- _GIVEN EXERCISE_
Within the records that follow, find every line containing the string "Package". Copy those lines.

[Dataset records]

start

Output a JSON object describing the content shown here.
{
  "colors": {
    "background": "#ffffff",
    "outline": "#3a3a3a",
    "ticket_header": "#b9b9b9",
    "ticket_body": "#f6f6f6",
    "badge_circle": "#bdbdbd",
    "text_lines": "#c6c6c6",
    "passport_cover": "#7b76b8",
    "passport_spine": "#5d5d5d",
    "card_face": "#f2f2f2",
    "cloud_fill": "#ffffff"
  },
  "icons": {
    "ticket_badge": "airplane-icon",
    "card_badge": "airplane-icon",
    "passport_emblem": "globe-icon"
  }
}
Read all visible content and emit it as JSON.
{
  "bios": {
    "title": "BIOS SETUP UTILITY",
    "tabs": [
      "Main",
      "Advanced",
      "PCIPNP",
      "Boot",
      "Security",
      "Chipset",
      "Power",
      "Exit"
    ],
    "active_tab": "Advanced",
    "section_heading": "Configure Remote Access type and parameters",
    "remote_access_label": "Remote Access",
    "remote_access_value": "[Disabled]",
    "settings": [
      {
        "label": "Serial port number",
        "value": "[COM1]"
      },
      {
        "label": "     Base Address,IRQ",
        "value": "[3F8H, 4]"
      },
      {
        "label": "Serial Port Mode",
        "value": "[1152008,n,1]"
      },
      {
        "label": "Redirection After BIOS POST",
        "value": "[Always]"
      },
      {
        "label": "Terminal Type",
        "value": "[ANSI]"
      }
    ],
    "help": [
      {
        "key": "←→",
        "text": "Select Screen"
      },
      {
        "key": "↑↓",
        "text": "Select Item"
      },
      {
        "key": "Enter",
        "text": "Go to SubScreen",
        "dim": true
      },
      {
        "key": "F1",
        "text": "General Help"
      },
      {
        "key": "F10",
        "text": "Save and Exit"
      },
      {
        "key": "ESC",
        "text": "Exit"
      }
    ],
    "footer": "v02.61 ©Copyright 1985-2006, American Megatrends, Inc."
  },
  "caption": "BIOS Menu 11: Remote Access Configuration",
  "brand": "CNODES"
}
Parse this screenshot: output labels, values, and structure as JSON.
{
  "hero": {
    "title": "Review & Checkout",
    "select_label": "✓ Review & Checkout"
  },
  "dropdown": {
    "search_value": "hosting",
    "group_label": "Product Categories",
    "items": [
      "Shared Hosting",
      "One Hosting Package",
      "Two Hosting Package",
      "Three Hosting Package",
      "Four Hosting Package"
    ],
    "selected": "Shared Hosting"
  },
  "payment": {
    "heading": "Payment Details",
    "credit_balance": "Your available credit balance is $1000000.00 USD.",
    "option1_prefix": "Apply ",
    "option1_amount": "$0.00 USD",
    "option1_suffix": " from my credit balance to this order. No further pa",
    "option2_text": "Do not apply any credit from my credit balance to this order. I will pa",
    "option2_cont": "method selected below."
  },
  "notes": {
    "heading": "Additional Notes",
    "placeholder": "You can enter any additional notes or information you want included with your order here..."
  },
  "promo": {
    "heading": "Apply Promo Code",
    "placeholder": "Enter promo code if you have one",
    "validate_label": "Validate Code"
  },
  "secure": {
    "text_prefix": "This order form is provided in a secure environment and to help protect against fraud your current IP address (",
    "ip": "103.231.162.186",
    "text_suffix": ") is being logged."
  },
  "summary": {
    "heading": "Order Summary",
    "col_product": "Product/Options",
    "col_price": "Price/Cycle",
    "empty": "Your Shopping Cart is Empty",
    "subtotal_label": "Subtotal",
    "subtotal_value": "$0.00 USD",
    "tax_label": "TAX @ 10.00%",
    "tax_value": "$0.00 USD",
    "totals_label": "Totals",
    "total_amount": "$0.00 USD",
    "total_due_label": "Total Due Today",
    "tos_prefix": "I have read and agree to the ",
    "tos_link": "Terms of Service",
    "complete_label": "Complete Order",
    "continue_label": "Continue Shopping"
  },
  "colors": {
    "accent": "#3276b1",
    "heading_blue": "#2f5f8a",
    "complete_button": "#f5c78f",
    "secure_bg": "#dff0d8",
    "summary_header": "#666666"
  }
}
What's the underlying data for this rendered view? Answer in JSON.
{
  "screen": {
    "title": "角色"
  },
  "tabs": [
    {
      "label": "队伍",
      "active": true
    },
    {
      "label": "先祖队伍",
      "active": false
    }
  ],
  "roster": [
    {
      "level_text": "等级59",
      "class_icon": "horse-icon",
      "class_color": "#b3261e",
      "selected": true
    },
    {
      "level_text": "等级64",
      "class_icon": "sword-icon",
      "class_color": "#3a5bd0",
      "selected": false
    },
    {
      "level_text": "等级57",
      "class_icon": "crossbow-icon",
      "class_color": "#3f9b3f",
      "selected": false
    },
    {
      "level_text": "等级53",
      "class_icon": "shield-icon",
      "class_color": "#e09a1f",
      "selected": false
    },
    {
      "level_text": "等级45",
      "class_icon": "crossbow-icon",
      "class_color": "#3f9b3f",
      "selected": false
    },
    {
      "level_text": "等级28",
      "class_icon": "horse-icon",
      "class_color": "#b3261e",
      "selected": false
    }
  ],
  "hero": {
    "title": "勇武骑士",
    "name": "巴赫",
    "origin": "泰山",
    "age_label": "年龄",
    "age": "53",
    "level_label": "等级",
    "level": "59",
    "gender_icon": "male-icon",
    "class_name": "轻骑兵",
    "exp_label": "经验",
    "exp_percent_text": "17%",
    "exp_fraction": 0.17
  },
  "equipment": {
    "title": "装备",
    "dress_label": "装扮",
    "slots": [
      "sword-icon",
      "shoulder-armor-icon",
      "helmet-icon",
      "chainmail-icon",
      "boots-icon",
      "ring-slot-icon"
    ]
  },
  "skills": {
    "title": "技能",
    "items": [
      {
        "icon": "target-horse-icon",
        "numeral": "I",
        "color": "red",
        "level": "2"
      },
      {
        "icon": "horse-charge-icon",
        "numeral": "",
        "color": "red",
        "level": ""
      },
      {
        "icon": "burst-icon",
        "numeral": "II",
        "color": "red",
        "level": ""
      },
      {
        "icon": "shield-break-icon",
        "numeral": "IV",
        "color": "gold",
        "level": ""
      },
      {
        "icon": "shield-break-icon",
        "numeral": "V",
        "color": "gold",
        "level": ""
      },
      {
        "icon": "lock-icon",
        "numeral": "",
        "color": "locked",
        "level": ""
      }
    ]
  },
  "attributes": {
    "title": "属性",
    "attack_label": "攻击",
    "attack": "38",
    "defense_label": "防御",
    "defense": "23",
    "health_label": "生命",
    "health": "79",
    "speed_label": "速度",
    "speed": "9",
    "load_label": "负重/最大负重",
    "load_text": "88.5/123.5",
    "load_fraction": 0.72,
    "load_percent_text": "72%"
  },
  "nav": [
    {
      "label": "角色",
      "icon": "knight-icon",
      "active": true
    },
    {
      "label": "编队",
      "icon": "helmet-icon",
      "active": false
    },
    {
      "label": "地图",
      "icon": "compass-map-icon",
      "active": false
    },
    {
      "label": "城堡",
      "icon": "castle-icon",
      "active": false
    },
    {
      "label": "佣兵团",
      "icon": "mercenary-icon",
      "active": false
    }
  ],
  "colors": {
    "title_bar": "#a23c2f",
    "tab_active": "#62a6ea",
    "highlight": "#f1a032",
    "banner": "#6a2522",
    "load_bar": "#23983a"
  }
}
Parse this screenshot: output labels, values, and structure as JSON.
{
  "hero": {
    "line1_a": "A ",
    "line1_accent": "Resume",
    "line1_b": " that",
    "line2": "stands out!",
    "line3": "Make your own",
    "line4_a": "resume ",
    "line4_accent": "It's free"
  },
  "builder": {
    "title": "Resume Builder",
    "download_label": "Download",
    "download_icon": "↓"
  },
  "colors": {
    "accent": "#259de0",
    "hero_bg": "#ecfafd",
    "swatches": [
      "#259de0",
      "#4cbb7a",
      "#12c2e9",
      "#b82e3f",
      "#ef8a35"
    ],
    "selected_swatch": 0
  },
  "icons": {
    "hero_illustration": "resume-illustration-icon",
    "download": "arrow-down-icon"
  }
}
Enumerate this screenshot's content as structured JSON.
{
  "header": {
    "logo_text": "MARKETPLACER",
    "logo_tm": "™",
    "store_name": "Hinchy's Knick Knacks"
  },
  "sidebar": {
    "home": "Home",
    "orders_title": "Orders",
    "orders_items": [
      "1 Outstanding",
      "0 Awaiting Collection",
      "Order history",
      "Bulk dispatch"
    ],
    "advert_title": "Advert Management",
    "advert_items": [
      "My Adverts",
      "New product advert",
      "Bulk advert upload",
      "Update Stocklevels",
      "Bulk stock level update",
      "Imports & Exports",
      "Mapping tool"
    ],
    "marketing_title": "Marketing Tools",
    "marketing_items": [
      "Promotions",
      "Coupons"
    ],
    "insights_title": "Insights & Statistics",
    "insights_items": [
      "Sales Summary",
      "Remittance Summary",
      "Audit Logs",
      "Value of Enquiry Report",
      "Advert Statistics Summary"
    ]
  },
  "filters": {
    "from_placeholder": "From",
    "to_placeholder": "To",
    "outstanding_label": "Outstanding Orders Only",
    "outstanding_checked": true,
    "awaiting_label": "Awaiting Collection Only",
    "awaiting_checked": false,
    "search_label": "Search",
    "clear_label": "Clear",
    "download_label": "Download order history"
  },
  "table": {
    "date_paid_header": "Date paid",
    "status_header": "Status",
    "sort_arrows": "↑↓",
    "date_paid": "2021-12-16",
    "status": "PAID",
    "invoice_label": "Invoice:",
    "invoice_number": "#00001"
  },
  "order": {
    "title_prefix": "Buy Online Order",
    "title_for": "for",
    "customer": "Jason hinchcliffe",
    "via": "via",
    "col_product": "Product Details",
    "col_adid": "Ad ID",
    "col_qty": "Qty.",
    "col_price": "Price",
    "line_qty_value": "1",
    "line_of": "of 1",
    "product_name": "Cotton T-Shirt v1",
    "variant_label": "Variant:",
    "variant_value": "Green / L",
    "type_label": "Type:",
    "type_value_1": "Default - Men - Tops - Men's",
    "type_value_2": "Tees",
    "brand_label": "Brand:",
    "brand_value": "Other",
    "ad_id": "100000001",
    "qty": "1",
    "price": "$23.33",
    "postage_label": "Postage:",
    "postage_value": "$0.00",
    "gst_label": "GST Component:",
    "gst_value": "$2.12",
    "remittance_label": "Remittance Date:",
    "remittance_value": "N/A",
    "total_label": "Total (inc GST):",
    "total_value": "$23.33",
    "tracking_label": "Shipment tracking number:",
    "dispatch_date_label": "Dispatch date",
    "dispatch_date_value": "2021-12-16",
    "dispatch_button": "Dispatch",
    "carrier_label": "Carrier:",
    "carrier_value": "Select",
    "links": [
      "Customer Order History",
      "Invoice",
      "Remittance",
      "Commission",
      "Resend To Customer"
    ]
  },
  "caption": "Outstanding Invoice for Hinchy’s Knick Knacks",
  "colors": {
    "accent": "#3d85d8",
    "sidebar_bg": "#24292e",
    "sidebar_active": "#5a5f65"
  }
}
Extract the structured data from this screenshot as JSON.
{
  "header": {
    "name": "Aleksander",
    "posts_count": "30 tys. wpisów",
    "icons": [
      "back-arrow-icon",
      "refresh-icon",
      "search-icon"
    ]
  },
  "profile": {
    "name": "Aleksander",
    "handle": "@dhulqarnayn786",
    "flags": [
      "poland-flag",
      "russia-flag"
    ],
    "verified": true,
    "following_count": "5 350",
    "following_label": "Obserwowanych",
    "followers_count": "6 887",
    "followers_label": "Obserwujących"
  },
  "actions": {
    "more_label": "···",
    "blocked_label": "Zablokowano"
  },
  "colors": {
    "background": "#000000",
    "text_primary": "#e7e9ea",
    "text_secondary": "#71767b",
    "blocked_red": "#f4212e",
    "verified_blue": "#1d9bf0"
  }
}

end

- _TASK RESULT_
      "One Hosting Package",
      "Two Hosting Package",
      "Three Hosting Package",
      "Four Hosting Package"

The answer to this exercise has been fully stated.